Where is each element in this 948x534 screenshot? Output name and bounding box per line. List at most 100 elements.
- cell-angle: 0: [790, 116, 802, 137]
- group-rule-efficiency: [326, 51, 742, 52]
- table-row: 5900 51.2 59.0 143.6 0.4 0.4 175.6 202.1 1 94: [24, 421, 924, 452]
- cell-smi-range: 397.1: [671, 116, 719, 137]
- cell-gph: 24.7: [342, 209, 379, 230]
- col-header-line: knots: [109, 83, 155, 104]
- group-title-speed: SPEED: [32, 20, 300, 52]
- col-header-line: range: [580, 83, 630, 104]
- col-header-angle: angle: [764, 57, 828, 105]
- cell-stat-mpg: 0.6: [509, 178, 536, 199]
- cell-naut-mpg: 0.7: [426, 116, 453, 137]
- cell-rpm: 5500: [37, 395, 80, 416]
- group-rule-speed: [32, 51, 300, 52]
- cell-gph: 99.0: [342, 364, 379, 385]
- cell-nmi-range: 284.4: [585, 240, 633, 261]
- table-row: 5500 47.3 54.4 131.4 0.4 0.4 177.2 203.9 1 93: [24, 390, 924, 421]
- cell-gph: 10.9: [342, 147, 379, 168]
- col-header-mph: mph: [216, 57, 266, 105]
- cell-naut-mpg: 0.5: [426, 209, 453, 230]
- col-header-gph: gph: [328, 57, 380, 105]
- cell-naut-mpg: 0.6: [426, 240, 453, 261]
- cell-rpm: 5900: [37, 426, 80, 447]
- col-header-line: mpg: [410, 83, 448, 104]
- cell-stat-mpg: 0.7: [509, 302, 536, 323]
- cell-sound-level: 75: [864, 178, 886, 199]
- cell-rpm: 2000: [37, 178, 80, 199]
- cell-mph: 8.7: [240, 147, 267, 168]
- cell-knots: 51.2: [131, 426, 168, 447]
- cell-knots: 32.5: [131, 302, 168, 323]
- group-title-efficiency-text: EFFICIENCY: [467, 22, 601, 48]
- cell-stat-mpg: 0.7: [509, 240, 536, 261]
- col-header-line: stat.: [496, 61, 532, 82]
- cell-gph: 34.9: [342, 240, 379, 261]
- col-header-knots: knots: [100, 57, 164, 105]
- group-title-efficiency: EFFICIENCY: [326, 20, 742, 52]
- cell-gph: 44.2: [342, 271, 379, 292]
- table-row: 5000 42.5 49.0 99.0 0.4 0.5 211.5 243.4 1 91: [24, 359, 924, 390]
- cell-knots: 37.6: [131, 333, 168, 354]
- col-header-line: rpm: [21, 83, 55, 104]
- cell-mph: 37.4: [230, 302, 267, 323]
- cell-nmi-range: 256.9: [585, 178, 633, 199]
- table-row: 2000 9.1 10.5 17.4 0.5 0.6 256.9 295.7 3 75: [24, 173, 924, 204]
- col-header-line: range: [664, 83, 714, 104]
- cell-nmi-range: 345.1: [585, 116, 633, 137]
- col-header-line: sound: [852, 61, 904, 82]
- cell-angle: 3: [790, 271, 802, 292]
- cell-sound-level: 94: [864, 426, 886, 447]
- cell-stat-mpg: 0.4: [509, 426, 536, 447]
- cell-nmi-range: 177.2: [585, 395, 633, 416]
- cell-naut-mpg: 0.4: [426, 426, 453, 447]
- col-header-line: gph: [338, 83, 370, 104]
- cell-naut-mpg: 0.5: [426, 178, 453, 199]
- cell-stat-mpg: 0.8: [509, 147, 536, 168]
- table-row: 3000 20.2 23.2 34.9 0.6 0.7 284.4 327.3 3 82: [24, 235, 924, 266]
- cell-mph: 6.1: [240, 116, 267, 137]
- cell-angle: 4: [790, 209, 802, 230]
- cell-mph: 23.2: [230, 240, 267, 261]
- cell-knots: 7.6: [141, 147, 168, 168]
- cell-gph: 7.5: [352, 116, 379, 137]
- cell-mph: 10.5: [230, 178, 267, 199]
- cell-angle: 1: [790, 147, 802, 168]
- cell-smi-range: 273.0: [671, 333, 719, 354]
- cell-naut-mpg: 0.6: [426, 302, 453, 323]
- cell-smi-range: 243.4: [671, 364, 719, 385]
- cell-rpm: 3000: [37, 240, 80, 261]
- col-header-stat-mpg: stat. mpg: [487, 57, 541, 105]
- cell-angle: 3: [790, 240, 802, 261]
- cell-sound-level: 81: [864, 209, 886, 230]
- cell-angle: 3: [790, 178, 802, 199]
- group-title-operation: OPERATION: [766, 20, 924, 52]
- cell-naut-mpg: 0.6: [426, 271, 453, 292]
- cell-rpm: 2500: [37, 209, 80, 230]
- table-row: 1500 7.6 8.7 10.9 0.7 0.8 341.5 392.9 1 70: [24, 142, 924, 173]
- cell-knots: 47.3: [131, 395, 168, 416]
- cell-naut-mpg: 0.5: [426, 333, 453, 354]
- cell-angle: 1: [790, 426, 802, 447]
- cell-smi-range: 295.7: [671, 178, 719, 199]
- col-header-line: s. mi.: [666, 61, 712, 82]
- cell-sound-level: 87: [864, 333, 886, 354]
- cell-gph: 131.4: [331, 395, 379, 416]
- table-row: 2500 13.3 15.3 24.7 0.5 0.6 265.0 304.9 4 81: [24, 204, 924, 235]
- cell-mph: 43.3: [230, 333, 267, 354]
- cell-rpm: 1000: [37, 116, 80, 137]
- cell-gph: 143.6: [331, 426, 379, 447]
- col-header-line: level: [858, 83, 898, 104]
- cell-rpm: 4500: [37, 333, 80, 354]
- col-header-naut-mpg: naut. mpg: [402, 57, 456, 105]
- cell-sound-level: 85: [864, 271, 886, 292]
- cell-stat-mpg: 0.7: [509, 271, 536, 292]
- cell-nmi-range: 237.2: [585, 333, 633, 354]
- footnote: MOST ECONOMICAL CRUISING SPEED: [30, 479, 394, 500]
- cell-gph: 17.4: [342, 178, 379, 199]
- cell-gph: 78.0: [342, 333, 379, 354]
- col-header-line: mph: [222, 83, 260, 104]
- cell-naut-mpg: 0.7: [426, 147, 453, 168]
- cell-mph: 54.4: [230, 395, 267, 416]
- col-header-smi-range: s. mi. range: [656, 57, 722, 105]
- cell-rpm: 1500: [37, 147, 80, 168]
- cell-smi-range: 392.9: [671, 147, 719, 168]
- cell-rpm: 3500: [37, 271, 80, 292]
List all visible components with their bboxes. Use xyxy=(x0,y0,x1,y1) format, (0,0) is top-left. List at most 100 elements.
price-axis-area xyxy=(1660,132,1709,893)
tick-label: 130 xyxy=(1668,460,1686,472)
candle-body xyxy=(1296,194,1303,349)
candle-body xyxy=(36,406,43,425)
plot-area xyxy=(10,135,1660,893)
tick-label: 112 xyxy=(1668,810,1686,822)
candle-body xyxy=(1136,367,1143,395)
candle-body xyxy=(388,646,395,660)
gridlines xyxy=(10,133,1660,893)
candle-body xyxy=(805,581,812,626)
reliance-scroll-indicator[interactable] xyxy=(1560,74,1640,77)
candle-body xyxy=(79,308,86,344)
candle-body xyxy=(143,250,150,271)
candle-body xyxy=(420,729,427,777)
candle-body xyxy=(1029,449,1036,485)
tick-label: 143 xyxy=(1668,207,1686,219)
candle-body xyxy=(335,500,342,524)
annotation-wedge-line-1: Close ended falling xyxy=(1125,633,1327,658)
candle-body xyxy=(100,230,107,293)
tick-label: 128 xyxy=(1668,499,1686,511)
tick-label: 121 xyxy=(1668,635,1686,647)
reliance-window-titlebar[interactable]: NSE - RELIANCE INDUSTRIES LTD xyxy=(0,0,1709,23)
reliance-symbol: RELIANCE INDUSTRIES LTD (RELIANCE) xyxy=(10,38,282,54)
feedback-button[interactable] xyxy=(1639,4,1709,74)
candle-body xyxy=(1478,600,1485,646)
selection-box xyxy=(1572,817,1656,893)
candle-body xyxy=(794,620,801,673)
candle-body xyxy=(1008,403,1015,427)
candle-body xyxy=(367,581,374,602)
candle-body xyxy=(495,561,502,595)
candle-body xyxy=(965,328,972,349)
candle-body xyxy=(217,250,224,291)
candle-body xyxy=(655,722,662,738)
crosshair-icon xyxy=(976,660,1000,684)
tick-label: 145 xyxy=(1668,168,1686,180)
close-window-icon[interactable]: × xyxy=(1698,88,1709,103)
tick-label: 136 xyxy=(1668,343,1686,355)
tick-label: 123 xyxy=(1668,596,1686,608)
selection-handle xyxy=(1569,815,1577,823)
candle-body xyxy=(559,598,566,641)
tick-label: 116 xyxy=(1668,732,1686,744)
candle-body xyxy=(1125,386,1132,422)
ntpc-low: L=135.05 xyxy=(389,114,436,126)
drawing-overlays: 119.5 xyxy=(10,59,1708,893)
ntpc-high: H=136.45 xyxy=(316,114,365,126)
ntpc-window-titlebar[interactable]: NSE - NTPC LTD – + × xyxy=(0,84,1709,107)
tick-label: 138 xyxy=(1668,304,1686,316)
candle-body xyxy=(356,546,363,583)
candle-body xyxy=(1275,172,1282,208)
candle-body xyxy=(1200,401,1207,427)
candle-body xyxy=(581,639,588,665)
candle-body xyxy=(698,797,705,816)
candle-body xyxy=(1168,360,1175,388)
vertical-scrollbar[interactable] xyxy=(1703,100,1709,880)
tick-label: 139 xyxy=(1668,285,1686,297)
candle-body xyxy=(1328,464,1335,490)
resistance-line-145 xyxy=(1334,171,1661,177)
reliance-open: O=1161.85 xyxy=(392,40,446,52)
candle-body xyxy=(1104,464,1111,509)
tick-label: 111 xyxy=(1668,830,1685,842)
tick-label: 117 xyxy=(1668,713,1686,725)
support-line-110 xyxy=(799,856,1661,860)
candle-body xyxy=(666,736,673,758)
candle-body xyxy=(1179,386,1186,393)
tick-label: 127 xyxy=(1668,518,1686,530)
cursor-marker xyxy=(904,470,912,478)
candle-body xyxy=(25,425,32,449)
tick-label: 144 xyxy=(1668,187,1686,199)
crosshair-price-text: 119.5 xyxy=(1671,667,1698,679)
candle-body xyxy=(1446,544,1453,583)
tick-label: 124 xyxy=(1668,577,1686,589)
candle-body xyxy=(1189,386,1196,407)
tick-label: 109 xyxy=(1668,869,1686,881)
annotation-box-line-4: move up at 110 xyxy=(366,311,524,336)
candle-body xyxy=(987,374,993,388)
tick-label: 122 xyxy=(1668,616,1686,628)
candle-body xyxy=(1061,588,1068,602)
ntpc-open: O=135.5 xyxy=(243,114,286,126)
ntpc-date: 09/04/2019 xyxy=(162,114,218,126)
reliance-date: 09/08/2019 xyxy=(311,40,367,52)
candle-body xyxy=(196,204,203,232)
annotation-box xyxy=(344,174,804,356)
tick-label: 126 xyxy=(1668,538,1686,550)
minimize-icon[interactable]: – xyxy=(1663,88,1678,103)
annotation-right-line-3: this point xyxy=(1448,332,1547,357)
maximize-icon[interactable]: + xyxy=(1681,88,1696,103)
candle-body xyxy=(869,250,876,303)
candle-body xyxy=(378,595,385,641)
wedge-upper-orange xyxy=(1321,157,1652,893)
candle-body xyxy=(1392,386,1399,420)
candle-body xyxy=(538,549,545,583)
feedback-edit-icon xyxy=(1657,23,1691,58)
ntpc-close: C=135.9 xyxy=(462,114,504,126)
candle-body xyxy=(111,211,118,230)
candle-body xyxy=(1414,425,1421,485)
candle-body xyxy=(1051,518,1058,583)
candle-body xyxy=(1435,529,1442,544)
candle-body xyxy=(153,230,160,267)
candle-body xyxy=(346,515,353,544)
============================================================
*THE EXERCISE*:
Reproduce the material verbatim from its first line through the line containing "- cell-stat-mpg: 0.7: [509, 240, 536, 261]", including both of those lines.

*RESPONSE FOR THIS EXERCISE*:
Where is each element in this 948x534 screenshot? Output name and bounding box per line. List at most 100 elements.
- cell-angle: 0: [790, 116, 802, 137]
- group-rule-efficiency: [326, 51, 742, 52]
- table-row: 5900 51.2 59.0 143.6 0.4 0.4 175.6 202.1 1 94: [24, 421, 924, 452]
- cell-smi-range: 397.1: [671, 116, 719, 137]
- cell-gph: 24.7: [342, 209, 379, 230]
- col-header-line: knots: [109, 83, 155, 104]
- group-title-speed: SPEED: [32, 20, 300, 52]
- col-header-line: range: [580, 83, 630, 104]
- col-header-angle: angle: [764, 57, 828, 105]
- cell-stat-mpg: 0.6: [509, 178, 536, 199]
- cell-naut-mpg: 0.7: [426, 116, 453, 137]
- cell-rpm: 5500: [37, 395, 80, 416]
- group-rule-speed: [32, 51, 300, 52]
- cell-gph: 99.0: [342, 364, 379, 385]
- cell-nmi-range: 284.4: [585, 240, 633, 261]
- table-row: 5500 47.3 54.4 131.4 0.4 0.4 177.2 203.9 1 93: [24, 390, 924, 421]
- cell-gph: 10.9: [342, 147, 379, 168]
- col-header-mph: mph: [216, 57, 266, 105]
- cell-naut-mpg: 0.5: [426, 209, 453, 230]
- col-header-gph: gph: [328, 57, 380, 105]
- cell-naut-mpg: 0.6: [426, 240, 453, 261]
- cell-rpm: 5900: [37, 426, 80, 447]
- col-header-line: mpg: [410, 83, 448, 104]
- cell-stat-mpg: 0.7: [509, 302, 536, 323]
- cell-sound-level: 75: [864, 178, 886, 199]
- cell-rpm: 2000: [37, 178, 80, 199]
- cell-mph: 8.7: [240, 147, 267, 168]
- cell-knots: 51.2: [131, 426, 168, 447]
- cell-knots: 32.5: [131, 302, 168, 323]
- group-title-efficiency-text: EFFICIENCY: [467, 22, 601, 48]
- cell-stat-mpg: 0.7: [509, 240, 536, 261]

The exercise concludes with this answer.